SOURCE DOCUMENT:
(Prayer: Appeals under Section 173 of of the Motor Vehicles Act, against the award and decree dated 11.09.2003 passed in M.C.O.P.Nos.1438 and 1439 of 2000 on the file of the Motor Accidents Claims Tribunal (Chief Judge, Court of Small Causes), Chennai.)
Prabha Sridevan, J.
1. Minor Deepika lost both her parents in the accident that took place on 26.3.1999. She made claims for compensation for the death of her father as well as her mother by filing M.C.O.P. Nos. 1438 and 1439 of 2000. The Tribunal had awarded Rs. 1 1,10,576 as compensation in M.C.O.P. No. 1438 of 2000 and Rs. 6,52,000 in M.C.O.P. No. 1439 of 2000.
2. The learned Counsel for the appellant Insurance Company has submitted that the compensation was claimed on the ground that the father and mother of the claimant was running a partnership company under the name and style of R.R. Agencies, but no proof of partnership was filed and the Tribunal had arbitrarily adopted Rs. 5,500 as the monthly income for the deceased father. Learned Counsel also submitted that when the claimant was receiving compensation on account of the death of her father, the loss of dependency arising out of her mother may have to be reduced.
3. The learned Counsel for the cross-objectors/claimants submitted that the deceased father was a B.Com. Graduate and he was running a partnership company. Employees were examined to show the existence of the business and in fact two employees PWs 3 and 4 gave evidence that they earned Rs. 2,000 and Rs. 1,500 per month respectively. Therefore, it was proved that father of the claimant Deepika was running a business in which he was employing several people and paying them salary. Therefore, even fixation of Rs. 8,000 as the monthly income is very low according to the learned Counsel for the cross-objectors.

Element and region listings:
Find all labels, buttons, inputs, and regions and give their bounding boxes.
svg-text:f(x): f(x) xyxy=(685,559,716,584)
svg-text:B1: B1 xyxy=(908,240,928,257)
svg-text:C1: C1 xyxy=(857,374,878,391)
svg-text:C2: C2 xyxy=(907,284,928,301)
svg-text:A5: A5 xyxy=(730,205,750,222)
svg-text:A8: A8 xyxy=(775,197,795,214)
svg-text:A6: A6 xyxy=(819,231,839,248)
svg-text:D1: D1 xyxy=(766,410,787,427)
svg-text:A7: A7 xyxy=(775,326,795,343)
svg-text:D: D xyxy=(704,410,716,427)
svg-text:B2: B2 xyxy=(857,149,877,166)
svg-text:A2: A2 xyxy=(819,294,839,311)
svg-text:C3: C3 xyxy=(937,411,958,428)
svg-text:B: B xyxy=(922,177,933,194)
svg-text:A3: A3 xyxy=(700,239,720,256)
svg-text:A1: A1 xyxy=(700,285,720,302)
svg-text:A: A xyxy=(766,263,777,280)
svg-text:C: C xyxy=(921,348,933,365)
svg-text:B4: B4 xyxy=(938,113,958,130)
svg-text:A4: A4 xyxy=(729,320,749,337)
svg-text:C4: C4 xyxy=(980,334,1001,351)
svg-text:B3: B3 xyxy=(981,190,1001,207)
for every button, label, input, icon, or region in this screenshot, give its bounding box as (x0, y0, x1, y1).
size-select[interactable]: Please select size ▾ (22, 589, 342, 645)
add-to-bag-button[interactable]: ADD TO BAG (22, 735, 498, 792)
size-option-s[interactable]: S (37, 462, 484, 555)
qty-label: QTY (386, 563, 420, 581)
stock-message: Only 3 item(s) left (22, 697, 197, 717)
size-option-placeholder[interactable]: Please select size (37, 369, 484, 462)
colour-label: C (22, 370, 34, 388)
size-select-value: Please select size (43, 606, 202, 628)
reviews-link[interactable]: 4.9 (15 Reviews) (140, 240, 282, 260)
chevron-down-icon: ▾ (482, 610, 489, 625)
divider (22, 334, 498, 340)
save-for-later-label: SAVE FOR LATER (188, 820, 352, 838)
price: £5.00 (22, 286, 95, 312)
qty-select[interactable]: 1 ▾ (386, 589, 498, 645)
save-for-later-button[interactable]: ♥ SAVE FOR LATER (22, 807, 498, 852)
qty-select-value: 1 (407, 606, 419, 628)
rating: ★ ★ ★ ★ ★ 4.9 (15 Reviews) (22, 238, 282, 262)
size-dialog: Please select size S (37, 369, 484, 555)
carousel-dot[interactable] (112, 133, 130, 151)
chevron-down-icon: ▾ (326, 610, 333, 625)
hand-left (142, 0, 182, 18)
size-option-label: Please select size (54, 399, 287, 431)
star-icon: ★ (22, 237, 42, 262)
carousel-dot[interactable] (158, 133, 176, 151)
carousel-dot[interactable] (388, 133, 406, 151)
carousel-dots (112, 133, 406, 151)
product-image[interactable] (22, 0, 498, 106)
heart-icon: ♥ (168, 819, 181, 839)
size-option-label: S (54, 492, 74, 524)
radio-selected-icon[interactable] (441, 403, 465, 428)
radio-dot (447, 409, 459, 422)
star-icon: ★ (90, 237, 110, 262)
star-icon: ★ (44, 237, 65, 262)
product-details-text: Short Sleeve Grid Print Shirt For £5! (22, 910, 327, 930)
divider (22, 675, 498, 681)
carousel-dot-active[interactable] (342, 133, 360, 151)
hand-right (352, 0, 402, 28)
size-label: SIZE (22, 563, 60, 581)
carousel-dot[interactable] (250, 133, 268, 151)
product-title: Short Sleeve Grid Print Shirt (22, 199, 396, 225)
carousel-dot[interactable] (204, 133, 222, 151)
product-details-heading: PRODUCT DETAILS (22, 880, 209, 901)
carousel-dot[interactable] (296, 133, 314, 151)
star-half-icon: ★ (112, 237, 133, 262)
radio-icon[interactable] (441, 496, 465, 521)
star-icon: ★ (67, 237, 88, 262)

INSTRUCTION 1: Reproduce the part of the compensation judgment that opens with the words "(Prayer: Appeals under" and closes with "No. 1439 of 2000.".
INSTRUCTION 2: Arrange as a numbered list the lines of the listing from its first line through the line containing "svg-text:B3: B3 xyxy=(981,190,1001,207)", leaving out any blank lines.
The listing has no connection to the compensation judgment.

WRITTEN REPLY 1:
(Prayer: Appeals under Section 173 of of the Motor Vehicles Act, against the award and decree dated 11.09.2003 passed in M.C.O.P.Nos.1438 and 1439 of 2000 on the file of the Motor Accidents Claims Tribunal (Chief Judge, Court of Small Causes), Chennai.)
Prabha Sridevan, J.
1. Minor Deepika lost both her parents in the accident that took place on 26.3.1999. She made claims for compensation for the death of her father as well as her mother by filing M.C.O.P. Nos. 1438 and 1439 of 2000. The Tribunal had awarded Rs. 1 1,10,576 as compensation in M.C.O.P. No. 1438 of 2000 and Rs. 6,52,000 in M.C.O.P. No. 1439 of 2000.

WRITTEN REPLY 2:
1. Find all labels, buttons, inputs, and regions and give their bounding boxes.
2. svg-text:f(x): f(x) xyxy=(685,559,716,584)
3. svg-text:B1: B1 xyxy=(908,240,928,257)
4. svg-text:C1: C1 xyxy=(857,374,878,391)
5. svg-text:C2: C2 xyxy=(907,284,928,301)
6. svg-text:A5: A5 xyxy=(730,205,750,222)
7. svg-text:A8: A8 xyxy=(775,197,795,214)
8. svg-text:A6: A6 xyxy=(819,231,839,248)
9. svg-text:D1: D1 xyxy=(766,410,787,427)
10. svg-text:A7: A7 xyxy=(775,326,795,343)
11. svg-text:D: D xyxy=(704,410,716,427)
12. svg-text:B2: B2 xyxy=(857,149,877,166)
13. svg-text:A2: A2 xyxy=(819,294,839,311)
14. svg-text:C3: C3 xyxy=(937,411,958,428)
15. svg-text:B: B xyxy=(922,177,933,194)
16. svg-text:A3: A3 xyxy=(700,239,720,256)
17. svg-text:A1: A1 xyxy=(700,285,720,302)
18. svg-text:A: A xyxy=(766,263,777,280)
19. svg-text:C: C xyxy=(921,348,933,365)
20. svg-text:B4: B4 xyxy=(938,113,958,130)
21. svg-text:A4: A4 xyxy=(729,320,749,337)
22. svg-text:C4: C4 xyxy=(980,334,1001,351)
23. svg-text:B3: B3 xyxy=(981,190,1001,207)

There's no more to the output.